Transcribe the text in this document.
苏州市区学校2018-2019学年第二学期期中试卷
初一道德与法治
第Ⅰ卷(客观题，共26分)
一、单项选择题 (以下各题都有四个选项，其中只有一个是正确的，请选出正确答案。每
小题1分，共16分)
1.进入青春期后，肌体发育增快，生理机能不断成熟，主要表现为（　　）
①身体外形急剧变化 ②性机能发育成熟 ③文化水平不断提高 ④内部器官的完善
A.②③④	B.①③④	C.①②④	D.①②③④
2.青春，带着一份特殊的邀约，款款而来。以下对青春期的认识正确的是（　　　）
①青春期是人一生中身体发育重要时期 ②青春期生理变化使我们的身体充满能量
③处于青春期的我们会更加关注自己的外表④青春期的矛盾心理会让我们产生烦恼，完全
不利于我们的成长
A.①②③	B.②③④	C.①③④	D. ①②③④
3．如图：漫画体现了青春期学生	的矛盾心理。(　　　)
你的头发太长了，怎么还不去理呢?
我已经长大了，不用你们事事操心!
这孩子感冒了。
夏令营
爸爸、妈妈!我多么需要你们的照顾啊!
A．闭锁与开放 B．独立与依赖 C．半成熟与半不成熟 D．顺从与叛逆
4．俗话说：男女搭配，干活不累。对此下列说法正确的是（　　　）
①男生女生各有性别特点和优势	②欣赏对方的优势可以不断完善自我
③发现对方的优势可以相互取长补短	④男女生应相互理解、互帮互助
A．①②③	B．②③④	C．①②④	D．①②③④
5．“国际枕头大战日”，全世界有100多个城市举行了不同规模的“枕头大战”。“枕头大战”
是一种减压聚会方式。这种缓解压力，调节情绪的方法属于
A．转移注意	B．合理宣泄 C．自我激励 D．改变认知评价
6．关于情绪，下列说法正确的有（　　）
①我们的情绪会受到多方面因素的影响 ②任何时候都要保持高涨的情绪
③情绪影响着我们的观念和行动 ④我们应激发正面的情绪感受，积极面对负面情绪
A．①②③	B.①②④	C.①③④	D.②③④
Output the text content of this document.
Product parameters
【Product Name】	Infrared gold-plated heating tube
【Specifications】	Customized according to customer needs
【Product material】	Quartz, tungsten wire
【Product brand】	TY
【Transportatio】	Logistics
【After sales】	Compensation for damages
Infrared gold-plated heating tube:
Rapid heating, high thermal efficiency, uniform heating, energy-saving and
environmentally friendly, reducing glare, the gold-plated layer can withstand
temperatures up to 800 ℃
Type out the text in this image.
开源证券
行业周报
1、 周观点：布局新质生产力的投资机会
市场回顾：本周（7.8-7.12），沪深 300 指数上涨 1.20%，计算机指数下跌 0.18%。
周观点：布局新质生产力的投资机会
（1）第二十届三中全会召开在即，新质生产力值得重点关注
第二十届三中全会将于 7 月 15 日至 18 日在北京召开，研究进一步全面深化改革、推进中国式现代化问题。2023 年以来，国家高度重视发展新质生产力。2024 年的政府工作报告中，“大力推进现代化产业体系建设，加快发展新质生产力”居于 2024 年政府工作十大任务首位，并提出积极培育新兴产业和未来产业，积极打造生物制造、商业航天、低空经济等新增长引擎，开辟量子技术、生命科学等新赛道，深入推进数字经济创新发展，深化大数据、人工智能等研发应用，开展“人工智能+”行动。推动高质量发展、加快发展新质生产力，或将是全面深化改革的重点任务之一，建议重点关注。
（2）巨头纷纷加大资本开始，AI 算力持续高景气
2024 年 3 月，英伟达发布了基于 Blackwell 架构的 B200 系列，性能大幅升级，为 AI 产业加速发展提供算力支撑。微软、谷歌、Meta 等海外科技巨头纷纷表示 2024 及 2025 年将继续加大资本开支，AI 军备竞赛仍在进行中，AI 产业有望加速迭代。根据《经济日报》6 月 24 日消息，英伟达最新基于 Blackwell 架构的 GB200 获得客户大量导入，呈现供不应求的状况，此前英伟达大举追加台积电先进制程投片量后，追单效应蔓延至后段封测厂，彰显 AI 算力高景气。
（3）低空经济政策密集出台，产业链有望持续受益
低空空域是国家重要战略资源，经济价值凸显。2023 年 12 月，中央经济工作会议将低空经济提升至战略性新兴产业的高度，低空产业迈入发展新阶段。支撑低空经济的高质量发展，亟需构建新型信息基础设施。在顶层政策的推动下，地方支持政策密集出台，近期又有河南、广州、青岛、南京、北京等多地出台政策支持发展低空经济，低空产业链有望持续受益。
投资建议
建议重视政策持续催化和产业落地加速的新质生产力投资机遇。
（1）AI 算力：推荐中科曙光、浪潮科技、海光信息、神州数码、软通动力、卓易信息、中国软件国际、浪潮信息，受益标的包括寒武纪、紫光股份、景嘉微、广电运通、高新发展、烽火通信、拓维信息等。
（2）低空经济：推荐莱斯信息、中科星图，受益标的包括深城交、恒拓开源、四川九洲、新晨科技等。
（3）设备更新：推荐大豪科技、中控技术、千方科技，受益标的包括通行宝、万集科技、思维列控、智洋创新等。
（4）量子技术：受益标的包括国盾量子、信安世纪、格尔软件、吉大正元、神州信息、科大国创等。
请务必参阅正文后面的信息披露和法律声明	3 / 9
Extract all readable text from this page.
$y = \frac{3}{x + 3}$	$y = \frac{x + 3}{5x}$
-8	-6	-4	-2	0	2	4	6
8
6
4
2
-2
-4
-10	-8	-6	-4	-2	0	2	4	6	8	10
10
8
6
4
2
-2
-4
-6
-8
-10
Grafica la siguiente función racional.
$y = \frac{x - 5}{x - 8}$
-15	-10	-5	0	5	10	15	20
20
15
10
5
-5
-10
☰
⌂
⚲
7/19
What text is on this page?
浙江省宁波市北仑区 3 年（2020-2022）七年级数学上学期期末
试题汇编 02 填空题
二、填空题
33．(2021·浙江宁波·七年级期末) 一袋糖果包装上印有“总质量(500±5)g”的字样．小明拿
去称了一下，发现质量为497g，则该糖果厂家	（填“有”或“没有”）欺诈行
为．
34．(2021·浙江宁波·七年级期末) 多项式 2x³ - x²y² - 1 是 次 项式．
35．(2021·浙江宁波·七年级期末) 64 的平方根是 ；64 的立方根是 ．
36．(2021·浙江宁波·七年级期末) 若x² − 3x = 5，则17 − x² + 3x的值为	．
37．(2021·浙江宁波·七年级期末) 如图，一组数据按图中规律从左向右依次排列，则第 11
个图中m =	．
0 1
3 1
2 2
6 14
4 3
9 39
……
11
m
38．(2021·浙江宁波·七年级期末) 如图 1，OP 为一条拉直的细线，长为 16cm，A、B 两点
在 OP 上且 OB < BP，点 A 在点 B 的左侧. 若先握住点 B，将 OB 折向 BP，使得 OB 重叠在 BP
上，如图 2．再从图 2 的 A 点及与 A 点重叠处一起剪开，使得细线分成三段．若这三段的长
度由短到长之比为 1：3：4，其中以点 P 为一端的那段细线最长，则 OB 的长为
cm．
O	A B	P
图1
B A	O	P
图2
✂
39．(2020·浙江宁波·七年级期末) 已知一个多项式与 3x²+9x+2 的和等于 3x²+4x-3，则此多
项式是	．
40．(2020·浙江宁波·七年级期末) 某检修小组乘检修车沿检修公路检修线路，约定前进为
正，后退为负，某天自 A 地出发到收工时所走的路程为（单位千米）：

Requirements: Print only the lines from the one with "What text is on this page?" to the end of the records, both included.

Solution:
What text is on this page?
浙江省宁波市北仑区 3 年（2020-2022）七年级数学上学期期末
试题汇编 02 填空题
二、填空题
33．(2021·浙江宁波·七年级期末) 一袋糖果包装上印有“总质量(500±5)g”的字样．小明拿
去称了一下，发现质量为497g，则该糖果厂家	（填“有”或“没有”）欺诈行
为．
34．(2021·浙江宁波·七年级期末) 多项式 2x³ - x²y² - 1 是 次 项式．
35．(2021·浙江宁波·七年级期末) 64 的平方根是 ；64 的立方根是 ．
36．(2021·浙江宁波·七年级期末) 若x² − 3x = 5，则17 − x² + 3x的值为	．
37．(2021·浙江宁波·七年级期末) 如图，一组数据按图中规律从左向右依次排列，则第 11
个图中m =	．
0 1
3 1
2 2
6 14
4 3
9 39
……
11
m
38．(2021·浙江宁波·七年级期末) 如图 1，OP 为一条拉直的细线，长为 16cm，A、B 两点
在 OP 上且 OB < BP，点 A 在点 B 的左侧. 若先握住点 B，将 OB 折向 BP，使得 OB 重叠在 BP
上，如图 2．再从图 2 的 A 点及与 A 点重叠处一起剪开，使得细线分成三段．若这三段的长
度由短到长之比为 1：3：4，其中以点 P 为一端的那段细线最长，则 OB 的长为
cm．
O	A B	P
图1
B A	O	P
图2
✂
39．(2020·浙江宁波·七年级期末) 已知一个多项式与 3x²+9x+2 的和等于 3x²+4x-3，则此多
项式是	．
40．(2020·浙江宁波·七年级期末) 某检修小组乘检修车沿检修公路检修线路，约定前进为
正，后退为负，某天自 A 地出发到收工时所走的路程为（单位千米）：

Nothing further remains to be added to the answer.